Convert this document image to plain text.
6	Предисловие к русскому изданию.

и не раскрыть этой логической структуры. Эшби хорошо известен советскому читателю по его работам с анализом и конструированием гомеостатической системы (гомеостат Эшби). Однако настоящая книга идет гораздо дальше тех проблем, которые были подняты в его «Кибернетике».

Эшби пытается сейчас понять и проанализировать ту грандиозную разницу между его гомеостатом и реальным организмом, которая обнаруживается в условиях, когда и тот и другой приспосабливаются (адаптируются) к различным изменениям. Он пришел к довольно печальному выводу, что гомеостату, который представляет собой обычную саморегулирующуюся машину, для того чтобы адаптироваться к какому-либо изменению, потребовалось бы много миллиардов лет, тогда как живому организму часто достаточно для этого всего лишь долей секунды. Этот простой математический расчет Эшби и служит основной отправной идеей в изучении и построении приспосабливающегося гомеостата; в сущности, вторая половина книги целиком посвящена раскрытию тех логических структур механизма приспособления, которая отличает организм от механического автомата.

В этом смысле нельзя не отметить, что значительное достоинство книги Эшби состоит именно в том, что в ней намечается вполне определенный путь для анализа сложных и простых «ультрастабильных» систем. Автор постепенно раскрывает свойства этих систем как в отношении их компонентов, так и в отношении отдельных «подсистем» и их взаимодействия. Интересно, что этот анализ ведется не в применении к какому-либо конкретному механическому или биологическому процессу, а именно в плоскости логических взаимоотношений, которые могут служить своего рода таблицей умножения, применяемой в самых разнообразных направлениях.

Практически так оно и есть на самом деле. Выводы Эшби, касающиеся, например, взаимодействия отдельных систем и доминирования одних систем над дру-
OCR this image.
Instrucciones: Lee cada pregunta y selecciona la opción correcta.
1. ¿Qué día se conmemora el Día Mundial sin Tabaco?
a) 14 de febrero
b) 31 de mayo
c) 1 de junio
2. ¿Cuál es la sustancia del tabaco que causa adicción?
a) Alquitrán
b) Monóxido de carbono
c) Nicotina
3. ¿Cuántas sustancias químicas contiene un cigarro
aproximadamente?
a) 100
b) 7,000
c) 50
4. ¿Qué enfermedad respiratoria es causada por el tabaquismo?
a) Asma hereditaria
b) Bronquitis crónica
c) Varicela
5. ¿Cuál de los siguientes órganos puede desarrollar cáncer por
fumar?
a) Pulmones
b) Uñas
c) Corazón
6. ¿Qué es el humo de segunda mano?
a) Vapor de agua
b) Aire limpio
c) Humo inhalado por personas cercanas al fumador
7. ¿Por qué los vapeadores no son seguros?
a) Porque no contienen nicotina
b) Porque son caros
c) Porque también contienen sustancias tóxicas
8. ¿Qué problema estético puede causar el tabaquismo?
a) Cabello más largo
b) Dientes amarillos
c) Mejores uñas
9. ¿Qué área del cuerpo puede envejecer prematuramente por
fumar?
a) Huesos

######

## TASK DIRECTIONS
Copy the material above, line for line.

## RESULT OF THIS EXERCISE
Convert this document image to plain text.
6	Предисловие к русскому изданию.

и не раскрыть этой логической структуры. Эшби хорошо известен советскому читателю по его работам с анализом и конструированием гомеостатической системы (гомеостат Эшби). Однако настоящая книга идет гораздо дальше тех проблем, которые были подняты в его «Кибернетике».

Эшби пытается сейчас понять и проанализировать ту грандиозную разницу между его гомеостатом и реальным организмом, которая обнаруживается в условиях, когда и тот и другой приспосабливаются (адаптируются) к различным изменениям. Он пришел к довольно печальному выводу, что гомеостату, который представляет собой обычную саморегулирующуюся машину, для того чтобы адаптироваться к какому-либо изменению, потребовалось бы много миллиардов лет, тогда как живому организму часто достаточно для этого всего лишь долей секунды. Этот простой математический расчет Эшби и служит основной отправной идеей в изучении и построении приспосабливающегося гомеостата; в сущности, вторая половина книги целиком посвящена раскрытию тех логических структур механизма приспособления, которая отличает организм от механического автомата.

В этом смысле нельзя не отметить, что значительное достоинство книги Эшби состоит именно в том, что в ней намечается вполне определенный путь для анализа сложных и простых «ультрастабильных» систем. Автор постепенно раскрывает свойства этих систем как в отношении их компонентов, так и в отношении отдельных «подсистем» и их взаимодействия. Интересно, что этот анализ ведется не в применении к какому-либо конкретному механическому или биологическому процессу, а именно в плоскости логических взаимоотношений, которые могут служить своего рода таблицей умножения, применяемой в самых разнообразных направлениях.

Практически так оно и есть на самом деле. Выводы Эшби, касающиеся, например, взаимодействия отдельных систем и доминирования одних систем над дру-
OCR this image.
Instrucciones: Lee cada pregunta y selecciona la opción correcta.
1. ¿Qué día se conmemora el Día Mundial sin Tabaco?
a) 14 de febrero
b) 31 de mayo
c) 1 de junio
2. ¿Cuál es la sustancia del tabaco que causa adicción?
a) Alquitrán
b) Monóxido de carbono
c) Nicotina
3. ¿Cuántas sustancias químicas contiene un cigarro
aproximadamente?
a) 100
b) 7,000
c) 50
4. ¿Qué enfermedad respiratoria es causada por el tabaquismo?
a) Asma hereditaria
b) Bronquitis crónica
c) Varicela
5. ¿Cuál de los siguientes órganos puede desarrollar cáncer por
fumar?
a) Pulmones
b) Uñas
c) Corazón
6. ¿Qué es el humo de segunda mano?
a) Vapor de agua
b) Aire limpio
c) Humo inhalado por personas cercanas al fumador
7. ¿Por qué los vapeadores no son seguros?
a) Porque no contienen nicotina
b) Porque son caros
c) Porque también contienen sustancias tóxicas
8. ¿Qué problema estético puede causar el tabaquismo?
a) Cabello más largo
b) Dientes amarillos
c) Mejores uñas
9. ¿Qué área del cuerpo puede envejecer prematuramente por
fumar?
a) Huesos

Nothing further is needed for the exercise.